▶ [Task goal] Reproduce the passage on Permian gas pipelines word for word, starting at "Enverus’ Sanchez noted" and ending at "2021 to 2022.".

▶ [Provided passage]
Enverus’ Sanchez noted that the 2bn ft3/day Permian Highway, which is expected to start service in the first quarter of 2021, is the only Permian takeaway pipeline currently under construction.
Meanwhile, a final investment decision (FID) has been reached on the Whistler pipeline, which is being developed by MPLX, WhiteWater Midstream and a joint venture between Stonepeak Infrastructure Partners and West Texas Gas. Whistler will also have a capacity of 2bn ft3/day, and while Enverus expects this project to move forward, it believes the start date would likely be pushed back from 2021 to 2022.
“The rest of the pipelines are at risk of not coming online,” Sanchez said. “Kinder Morgan already announced that they have no shippers on their Permian Pass pipeline. Global Access is a Tellurian project and with the lack of global LNG demand, it’s very unlikely to move forward,” she added.
It is worth noting that Double E is not included in Enverus’ assessment of Permian takeaway capacity as it is an intra-basin pipeline. (See chart)
The Permian has been struggling with a gas glut for some time, leaving pipeline developers scrambling to bring new capacity online while flaring of excess gas reached record highs. The current downturn will slow the momentum behind the pipeline build-out, but the bottlenecks are not expected to be alleviated immediately. That glut has impacted prices at the main Permian trading hub at Waha: after struggling to stay in positive territory through much of this year, the Waha price fell sharply into negative territory on April 20, reaching -$4.74/mn Btu for the April 21 gas day.

▶ [Material shown]
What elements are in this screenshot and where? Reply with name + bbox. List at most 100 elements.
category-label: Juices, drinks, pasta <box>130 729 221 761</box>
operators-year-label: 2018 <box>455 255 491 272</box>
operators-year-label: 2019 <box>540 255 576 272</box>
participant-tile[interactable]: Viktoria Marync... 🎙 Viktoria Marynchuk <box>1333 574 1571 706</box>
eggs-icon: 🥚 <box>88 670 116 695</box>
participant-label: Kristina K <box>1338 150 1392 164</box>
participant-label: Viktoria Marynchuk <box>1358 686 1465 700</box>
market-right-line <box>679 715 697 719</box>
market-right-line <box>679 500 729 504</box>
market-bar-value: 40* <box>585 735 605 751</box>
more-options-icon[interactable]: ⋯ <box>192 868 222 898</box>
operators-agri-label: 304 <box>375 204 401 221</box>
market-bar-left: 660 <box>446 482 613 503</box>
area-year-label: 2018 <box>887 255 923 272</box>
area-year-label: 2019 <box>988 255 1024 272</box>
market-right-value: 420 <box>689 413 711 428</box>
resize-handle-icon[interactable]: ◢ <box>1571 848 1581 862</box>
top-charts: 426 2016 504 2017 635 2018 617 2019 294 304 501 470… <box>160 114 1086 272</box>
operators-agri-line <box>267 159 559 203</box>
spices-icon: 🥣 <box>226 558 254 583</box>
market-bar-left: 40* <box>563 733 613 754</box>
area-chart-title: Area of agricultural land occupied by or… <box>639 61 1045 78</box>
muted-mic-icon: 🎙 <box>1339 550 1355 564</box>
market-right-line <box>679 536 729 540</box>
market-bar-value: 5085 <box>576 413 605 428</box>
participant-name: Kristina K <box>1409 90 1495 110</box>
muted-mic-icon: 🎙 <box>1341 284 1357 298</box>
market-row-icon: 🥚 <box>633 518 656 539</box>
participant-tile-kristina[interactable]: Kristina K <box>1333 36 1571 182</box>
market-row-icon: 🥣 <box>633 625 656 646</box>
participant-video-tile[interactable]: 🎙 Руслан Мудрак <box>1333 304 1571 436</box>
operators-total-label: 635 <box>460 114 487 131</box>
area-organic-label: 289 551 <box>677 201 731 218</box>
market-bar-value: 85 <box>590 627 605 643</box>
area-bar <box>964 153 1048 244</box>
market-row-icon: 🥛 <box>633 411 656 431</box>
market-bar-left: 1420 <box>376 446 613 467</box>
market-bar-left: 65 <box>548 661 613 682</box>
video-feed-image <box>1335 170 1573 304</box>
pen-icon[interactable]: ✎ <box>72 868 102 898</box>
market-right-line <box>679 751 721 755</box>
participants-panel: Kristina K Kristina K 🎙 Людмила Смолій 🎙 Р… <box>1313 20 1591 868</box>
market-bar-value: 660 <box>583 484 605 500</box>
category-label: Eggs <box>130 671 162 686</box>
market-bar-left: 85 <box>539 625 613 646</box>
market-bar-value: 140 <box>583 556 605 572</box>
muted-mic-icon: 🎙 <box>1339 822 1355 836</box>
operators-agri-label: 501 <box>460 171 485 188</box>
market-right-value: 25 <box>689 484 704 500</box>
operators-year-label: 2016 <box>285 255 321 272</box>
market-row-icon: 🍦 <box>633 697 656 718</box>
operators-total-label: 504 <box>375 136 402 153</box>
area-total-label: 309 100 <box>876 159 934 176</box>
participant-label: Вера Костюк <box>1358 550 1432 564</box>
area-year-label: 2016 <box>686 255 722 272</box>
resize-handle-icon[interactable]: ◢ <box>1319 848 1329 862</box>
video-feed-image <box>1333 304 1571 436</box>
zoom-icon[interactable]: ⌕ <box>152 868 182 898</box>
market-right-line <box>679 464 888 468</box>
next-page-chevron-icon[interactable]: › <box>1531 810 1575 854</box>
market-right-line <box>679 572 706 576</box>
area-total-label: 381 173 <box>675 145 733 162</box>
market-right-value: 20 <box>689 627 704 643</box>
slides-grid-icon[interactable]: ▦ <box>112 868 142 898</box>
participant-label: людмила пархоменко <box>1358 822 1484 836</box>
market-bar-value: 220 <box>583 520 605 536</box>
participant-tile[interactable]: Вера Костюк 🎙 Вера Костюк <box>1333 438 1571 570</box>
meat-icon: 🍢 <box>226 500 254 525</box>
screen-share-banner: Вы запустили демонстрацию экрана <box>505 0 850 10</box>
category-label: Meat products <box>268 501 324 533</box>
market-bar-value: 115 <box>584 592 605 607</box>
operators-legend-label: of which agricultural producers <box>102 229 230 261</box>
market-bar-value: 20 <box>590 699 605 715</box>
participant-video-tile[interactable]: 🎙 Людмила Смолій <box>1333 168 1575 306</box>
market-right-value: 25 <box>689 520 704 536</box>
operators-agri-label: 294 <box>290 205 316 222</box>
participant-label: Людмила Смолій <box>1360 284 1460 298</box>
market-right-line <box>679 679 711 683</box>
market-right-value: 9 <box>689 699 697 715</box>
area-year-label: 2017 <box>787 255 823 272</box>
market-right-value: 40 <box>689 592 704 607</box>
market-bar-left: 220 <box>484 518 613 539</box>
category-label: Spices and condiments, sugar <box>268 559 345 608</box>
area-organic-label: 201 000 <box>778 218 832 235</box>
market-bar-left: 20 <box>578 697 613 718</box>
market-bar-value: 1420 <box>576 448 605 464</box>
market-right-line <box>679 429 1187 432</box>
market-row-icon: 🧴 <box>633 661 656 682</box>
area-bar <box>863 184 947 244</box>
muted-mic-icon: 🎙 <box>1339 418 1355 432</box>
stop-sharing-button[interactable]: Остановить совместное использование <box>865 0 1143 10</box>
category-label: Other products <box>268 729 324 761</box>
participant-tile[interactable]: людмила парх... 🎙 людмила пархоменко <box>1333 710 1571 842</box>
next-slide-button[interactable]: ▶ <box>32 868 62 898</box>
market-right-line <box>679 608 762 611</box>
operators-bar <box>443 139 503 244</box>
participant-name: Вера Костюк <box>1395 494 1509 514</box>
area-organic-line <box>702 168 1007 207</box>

▶ [Answer box]
Enverus’ Sanchez noted that the 2bn ft3/day Permian Highway, which is expected to start service in the first quarter of 2021, is the only Permian takeaway pipeline currently under construction.
Meanwhile, a final investment decision (FID) has been reached on the Whistler pipeline, which is being developed by MPLX, WhiteWater Midstream and a joint venture between Stonepeak Infrastructure Partners and West Texas Gas. Whistler will also have a capacity of 2bn ft3/day, and while Enverus expects this project to move forward, it believes the start date would likely be pushed back from 2021 to 2022.